'''

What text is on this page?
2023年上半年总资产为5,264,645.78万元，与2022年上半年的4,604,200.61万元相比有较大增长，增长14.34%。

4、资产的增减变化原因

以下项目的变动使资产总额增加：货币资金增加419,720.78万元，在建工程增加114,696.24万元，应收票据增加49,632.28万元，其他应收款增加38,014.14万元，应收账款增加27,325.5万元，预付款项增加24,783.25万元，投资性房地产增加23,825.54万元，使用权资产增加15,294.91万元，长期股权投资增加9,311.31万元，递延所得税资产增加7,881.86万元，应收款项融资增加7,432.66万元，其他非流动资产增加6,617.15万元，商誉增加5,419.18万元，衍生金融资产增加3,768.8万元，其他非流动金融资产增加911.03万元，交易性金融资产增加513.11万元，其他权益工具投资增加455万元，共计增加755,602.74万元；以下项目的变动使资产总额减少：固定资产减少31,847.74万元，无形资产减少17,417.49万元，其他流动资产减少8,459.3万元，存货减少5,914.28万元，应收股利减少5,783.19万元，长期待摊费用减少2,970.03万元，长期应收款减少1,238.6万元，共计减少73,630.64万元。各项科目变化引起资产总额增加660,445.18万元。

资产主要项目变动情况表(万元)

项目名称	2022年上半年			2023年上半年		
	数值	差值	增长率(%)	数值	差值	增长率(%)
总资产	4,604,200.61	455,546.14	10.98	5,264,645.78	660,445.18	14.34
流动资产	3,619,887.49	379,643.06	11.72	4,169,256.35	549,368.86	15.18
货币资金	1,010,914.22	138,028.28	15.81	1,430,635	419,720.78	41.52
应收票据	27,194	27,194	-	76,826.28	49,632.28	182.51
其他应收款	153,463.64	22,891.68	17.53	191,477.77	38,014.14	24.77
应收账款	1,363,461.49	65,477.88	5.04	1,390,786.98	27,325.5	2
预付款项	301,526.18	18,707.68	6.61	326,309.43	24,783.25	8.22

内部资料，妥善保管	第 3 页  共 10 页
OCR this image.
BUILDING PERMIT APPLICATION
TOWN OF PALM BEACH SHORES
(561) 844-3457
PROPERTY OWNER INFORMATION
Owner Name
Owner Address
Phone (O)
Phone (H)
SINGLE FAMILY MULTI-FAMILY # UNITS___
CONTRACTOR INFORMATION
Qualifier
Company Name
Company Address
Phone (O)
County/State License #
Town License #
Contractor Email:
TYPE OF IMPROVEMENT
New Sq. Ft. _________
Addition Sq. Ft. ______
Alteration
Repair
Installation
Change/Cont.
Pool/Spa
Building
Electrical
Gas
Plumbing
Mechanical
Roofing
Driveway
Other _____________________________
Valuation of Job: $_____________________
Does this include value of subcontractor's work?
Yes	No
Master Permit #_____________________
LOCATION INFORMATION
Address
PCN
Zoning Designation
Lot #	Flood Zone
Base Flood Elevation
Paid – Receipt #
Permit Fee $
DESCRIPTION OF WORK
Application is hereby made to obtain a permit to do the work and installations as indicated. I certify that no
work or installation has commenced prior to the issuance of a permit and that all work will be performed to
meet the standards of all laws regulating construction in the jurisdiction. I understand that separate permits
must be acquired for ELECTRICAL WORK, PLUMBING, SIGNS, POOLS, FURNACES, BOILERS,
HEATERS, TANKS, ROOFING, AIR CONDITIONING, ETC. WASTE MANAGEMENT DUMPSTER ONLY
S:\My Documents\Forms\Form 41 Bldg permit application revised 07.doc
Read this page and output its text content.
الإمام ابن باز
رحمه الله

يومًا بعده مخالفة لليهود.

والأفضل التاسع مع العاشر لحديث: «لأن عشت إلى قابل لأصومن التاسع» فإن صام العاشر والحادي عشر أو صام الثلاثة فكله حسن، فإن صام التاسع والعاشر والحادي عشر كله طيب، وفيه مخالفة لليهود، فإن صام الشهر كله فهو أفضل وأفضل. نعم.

'''

Written exercise: Gather each line holding the string "Address".

Correct response:
Owner Address
Company Address
Address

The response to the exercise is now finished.